RECORDS PROVIDED.

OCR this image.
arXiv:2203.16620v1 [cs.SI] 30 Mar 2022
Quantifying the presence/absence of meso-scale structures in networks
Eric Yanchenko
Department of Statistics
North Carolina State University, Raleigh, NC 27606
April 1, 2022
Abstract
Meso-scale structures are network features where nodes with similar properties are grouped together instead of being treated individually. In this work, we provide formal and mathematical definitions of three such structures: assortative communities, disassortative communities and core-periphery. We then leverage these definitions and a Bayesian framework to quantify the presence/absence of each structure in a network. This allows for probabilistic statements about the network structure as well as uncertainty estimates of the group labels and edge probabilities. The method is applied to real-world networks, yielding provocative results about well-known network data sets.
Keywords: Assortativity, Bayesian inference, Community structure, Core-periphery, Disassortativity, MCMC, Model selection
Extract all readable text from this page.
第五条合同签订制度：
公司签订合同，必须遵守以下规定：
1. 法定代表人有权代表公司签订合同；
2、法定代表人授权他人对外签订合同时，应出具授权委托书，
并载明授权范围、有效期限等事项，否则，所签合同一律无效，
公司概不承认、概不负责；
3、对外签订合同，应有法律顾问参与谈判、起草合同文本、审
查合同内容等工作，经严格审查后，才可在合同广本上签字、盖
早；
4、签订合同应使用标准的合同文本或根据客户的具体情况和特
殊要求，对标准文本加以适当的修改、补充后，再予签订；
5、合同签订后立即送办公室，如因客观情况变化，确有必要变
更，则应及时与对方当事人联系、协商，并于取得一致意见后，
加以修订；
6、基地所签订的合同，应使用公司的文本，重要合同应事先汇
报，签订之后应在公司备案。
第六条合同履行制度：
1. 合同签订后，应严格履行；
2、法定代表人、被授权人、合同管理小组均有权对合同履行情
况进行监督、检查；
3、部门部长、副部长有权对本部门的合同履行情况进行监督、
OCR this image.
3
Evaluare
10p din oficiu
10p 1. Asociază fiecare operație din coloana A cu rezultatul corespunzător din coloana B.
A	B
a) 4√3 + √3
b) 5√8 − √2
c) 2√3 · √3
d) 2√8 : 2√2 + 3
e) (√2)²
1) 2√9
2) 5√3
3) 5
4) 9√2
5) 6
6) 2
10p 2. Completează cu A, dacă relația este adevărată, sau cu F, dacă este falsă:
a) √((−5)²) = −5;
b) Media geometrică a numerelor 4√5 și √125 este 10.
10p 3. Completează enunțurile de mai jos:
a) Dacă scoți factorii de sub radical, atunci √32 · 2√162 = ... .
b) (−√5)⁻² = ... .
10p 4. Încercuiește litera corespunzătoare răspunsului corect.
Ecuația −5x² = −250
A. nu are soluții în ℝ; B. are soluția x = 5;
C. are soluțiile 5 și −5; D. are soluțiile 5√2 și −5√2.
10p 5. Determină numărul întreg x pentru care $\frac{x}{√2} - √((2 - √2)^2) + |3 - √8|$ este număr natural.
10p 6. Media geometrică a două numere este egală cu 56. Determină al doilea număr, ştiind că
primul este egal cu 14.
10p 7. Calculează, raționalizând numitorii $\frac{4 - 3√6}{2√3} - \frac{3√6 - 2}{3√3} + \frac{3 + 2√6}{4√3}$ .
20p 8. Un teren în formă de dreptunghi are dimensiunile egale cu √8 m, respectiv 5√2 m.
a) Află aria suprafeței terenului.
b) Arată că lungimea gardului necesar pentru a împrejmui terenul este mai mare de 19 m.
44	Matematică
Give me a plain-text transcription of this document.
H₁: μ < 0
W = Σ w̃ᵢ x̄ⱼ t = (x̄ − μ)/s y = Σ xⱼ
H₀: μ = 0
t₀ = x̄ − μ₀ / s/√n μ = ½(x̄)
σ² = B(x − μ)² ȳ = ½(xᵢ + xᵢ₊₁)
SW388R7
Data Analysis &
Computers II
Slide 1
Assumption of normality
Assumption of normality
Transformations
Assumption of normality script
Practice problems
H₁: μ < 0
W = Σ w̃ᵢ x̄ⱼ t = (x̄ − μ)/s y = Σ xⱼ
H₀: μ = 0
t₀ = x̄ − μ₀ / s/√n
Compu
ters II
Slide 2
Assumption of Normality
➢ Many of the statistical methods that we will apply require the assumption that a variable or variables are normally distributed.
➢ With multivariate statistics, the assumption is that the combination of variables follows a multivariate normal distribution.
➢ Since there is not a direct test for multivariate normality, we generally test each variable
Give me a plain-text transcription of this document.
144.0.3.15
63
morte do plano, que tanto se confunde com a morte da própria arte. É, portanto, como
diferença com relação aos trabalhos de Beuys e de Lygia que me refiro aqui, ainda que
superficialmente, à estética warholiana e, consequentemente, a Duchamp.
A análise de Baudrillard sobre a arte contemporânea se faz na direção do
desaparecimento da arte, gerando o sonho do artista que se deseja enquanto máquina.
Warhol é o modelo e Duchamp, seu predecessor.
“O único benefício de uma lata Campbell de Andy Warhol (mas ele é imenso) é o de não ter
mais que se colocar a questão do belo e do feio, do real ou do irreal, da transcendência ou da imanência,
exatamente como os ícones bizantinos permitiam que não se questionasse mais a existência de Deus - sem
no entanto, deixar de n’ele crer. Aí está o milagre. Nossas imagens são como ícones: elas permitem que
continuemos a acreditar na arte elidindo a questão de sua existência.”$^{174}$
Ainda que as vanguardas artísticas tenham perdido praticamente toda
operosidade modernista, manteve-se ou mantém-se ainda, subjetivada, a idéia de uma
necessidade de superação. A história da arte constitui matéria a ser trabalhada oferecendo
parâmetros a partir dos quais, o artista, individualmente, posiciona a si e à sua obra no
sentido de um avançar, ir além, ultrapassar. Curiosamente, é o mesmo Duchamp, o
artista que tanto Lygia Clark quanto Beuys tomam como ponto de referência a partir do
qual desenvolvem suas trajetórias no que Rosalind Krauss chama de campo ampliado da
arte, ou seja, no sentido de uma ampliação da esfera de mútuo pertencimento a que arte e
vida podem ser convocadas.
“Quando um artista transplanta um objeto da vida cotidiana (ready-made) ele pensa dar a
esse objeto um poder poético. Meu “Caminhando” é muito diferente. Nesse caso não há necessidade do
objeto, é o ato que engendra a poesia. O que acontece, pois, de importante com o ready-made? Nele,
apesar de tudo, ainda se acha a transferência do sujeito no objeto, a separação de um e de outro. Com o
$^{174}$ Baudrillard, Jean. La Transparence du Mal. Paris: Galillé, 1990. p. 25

WHAT THE TASK ASKS. Each line of the material above must be retyped precisely.

THE OUTPUT.
OCR this image.
arXiv:2203.16620v1 [cs.SI] 30 Mar 2022
Quantifying the presence/absence of meso-scale structures in networks
Eric Yanchenko
Department of Statistics
North Carolina State University, Raleigh, NC 27606
April 1, 2022
Abstract
Meso-scale structures are network features where nodes with similar properties are grouped together instead of being treated individually. In this work, we provide formal and mathematical definitions of three such structures: assortative communities, disassortative communities and core-periphery. We then leverage these definitions and a Bayesian framework to quantify the presence/absence of each structure in a network. This allows for probabilistic statements about the network structure as well as uncertainty estimates of the group labels and edge probabilities. The method is applied to real-world networks, yielding provocative results about well-known network data sets.
Keywords: Assortativity, Bayesian inference, Community structure, Core-periphery, Disassortativity, MCMC, Model selection
Extract all readable text from this page.
第五条合同签订制度：
公司签订合同，必须遵守以下规定：
1. 法定代表人有权代表公司签订合同；
2、法定代表人授权他人对外签订合同时，应出具授权委托书，
并载明授权范围、有效期限等事项，否则，所签合同一律无效，
公司概不承认、概不负责；
3、对外签订合同，应有法律顾问参与谈判、起草合同文本、审
查合同内容等工作，经严格审查后，才可在合同广本上签字、盖
早；
4、签订合同应使用标准的合同文本或根据客户的具体情况和特
殊要求，对标准文本加以适当的修改、补充后，再予签订；
5、合同签订后立即送办公室，如因客观情况变化，确有必要变
更，则应及时与对方当事人联系、协商，并于取得一致意见后，
加以修订；
6、基地所签订的合同，应使用公司的文本，重要合同应事先汇
报，签订之后应在公司备案。
第六条合同履行制度：
1. 合同签订后，应严格履行；
2、法定代表人、被授权人、合同管理小组均有权对合同履行情
况进行监督、检查；
3、部门部长、副部长有权对本部门的合同履行情况进行监督、
OCR this image.
3
Evaluare
10p din oficiu
10p 1. Asociază fiecare operație din coloana A cu rezultatul corespunzător din coloana B.
A	B
a) 4√3 + √3
b) 5√8 − √2
c) 2√3 · √3
d) 2√8 : 2√2 + 3
e) (√2)²
1) 2√9
2) 5√3
3) 5
4) 9√2
5) 6
6) 2
10p 2. Completează cu A, dacă relația este adevărată, sau cu F, dacă este falsă:
a) √((−5)²) = −5;
b) Media geometrică a numerelor 4√5 și √125 este 10.
10p 3. Completează enunțurile de mai jos:
a) Dacă scoți factorii de sub radical, atunci √32 · 2√162 = ... .
b) (−√5)⁻² = ... .
10p 4. Încercuiește litera corespunzătoare răspunsului corect.
Ecuația −5x² = −250
A. nu are soluții în ℝ; B. are soluția x = 5;
C. are soluțiile 5 și −5; D. are soluțiile 5√2 și −5√2.
10p 5. Determină numărul întreg x pentru care $\frac{x}{√2} - √((2 - √2)^2) + |3 - √8|$ este număr natural.
10p 6. Media geometrică a două numere este egală cu 56. Determină al doilea număr, ştiind că
primul este egal cu 14.
10p 7. Calculează, raționalizând numitorii $\frac{4 - 3√6}{2√3} - \frac{3√6 - 2}{3√3} + \frac{3 + 2√6}{4√3}$ .
20p 8. Un teren în formă de dreptunghi are dimensiunile egale cu √8 m, respectiv 5√2 m.
a) Află aria suprafeței terenului.
b) Arată că lungimea gardului necesar pentru a împrejmui terenul este mai mare de 19 m.
44	Matematică
Give me a plain-text transcription of this document.
H₁: μ < 0
W = Σ w̃ᵢ x̄ⱼ t = (x̄ − μ)/s y = Σ xⱼ
H₀: μ = 0
t₀ = x̄ − μ₀ / s/√n μ = ½(x̄)
σ² = B(x − μ)² ȳ = ½(xᵢ + xᵢ₊₁)
SW388R7
Data Analysis &
Computers II
Slide 1
Assumption of normality
Assumption of normality
Transformations
Assumption of normality script
Practice problems
H₁: μ < 0
W = Σ w̃ᵢ x̄ⱼ t = (x̄ − μ)/s y = Σ xⱼ
H₀: μ = 0
t₀ = x̄ − μ₀ / s/√n
Compu
ters II
Slide 2
Assumption of Normality
➢ Many of the statistical methods that we will apply require the assumption that a variable or variables are normally distributed.
➢ With multivariate statistics, the assumption is that the combination of variables follows a multivariate normal distribution.
➢ Since there is not a direct test for multivariate normality, we generally test each variable
Give me a plain-text transcription of this document.
144.0.3.15
63
morte do plano, que tanto se confunde com a morte da própria arte. É, portanto, como
diferença com relação aos trabalhos de Beuys e de Lygia que me refiro aqui, ainda que
superficialmente, à estética warholiana e, consequentemente, a Duchamp.
A análise de Baudrillard sobre a arte contemporânea se faz na direção do
desaparecimento da arte, gerando o sonho do artista que se deseja enquanto máquina.
Warhol é o modelo e Duchamp, seu predecessor.
“O único benefício de uma lata Campbell de Andy Warhol (mas ele é imenso) é o de não ter
mais que se colocar a questão do belo e do feio, do real ou do irreal, da transcendência ou da imanência,
exatamente como os ícones bizantinos permitiam que não se questionasse mais a existência de Deus - sem
no entanto, deixar de n’ele crer. Aí está o milagre. Nossas imagens são como ícones: elas permitem que
continuemos a acreditar na arte elidindo a questão de sua existência.”$^{174}$
Ainda que as vanguardas artísticas tenham perdido praticamente toda
operosidade modernista, manteve-se ou mantém-se ainda, subjetivada, a idéia de uma
necessidade de superação. A história da arte constitui matéria a ser trabalhada oferecendo
parâmetros a partir dos quais, o artista, individualmente, posiciona a si e à sua obra no
sentido de um avançar, ir além, ultrapassar. Curiosamente, é o mesmo Duchamp, o
artista que tanto Lygia Clark quanto Beuys tomam como ponto de referência a partir do
qual desenvolvem suas trajetórias no que Rosalind Krauss chama de campo ampliado da
arte, ou seja, no sentido de uma ampliação da esfera de mútuo pertencimento a que arte e
vida podem ser convocadas.
“Quando um artista transplanta um objeto da vida cotidiana (ready-made) ele pensa dar a
esse objeto um poder poético. Meu “Caminhando” é muito diferente. Nesse caso não há necessidade do
objeto, é o ato que engendra a poesia. O que acontece, pois, de importante com o ready-made? Nele,
apesar de tudo, ainda se acha a transferência do sujeito no objeto, a separação de um e de outro. Com o
$^{174}$ Baudrillard, Jean. La Transparence du Mal. Paris: Galillé, 1990. p. 25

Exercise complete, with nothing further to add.